>> begin
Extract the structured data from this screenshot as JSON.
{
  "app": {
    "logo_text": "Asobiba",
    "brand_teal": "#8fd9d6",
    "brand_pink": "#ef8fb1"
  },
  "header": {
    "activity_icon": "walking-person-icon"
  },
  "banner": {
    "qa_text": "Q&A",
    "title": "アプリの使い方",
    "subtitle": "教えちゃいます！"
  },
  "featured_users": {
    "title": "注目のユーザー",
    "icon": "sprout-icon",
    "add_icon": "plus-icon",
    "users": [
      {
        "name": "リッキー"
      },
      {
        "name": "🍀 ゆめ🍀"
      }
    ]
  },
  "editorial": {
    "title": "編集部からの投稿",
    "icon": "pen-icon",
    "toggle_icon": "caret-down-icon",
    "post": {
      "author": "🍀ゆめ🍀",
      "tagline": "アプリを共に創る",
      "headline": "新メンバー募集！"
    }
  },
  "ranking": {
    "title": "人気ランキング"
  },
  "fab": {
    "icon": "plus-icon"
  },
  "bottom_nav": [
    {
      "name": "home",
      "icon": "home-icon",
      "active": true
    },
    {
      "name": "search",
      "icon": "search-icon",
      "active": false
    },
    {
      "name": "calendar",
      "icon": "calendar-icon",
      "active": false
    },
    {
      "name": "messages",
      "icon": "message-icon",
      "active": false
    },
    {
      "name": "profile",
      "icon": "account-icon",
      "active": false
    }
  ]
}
>> end
Work instructions: Repeat the material in full, exactly as it stands.

Complete response:
Extract the structured data from this screenshot as JSON.
{
  "app": {
    "logo_text": "Asobiba",
    "brand_teal": "#8fd9d6",
    "brand_pink": "#ef8fb1"
  },
  "header": {
    "activity_icon": "walking-person-icon"
  },
  "banner": {
    "qa_text": "Q&A",
    "title": "アプリの使い方",
    "subtitle": "教えちゃいます！"
  },
  "featured_users": {
    "title": "注目のユーザー",
    "icon": "sprout-icon",
    "add_icon": "plus-icon",
    "users": [
      {
        "name": "リッキー"
      },
      {
        "name": "🍀 ゆめ🍀"
      }
    ]
  },
  "editorial": {
    "title": "編集部からの投稿",
    "icon": "pen-icon",
    "toggle_icon": "caret-down-icon",
    "post": {
      "author": "🍀ゆめ🍀",
      "tagline": "アプリを共に創る",
      "headline": "新メンバー募集！"
    }
  },
  "ranking": {
    "title": "人気ランキング"
  },
  "fab": {
    "icon": "plus-icon"
  },
  "bottom_nav": [
    {
      "name": "home",
      "icon": "home-icon",
      "active": true
    },
    {
      "name": "search",
      "icon": "search-icon",
      "active": false
    },
    {
      "name": "calendar",
      "icon": "calendar-icon",
      "active": false
    },
    {
      "name": "messages",
      "icon": "message-icon",
      "active": false
    },
    {
      "name": "profile",
      "icon": "account-icon",
      "active": false
    }
  ]
}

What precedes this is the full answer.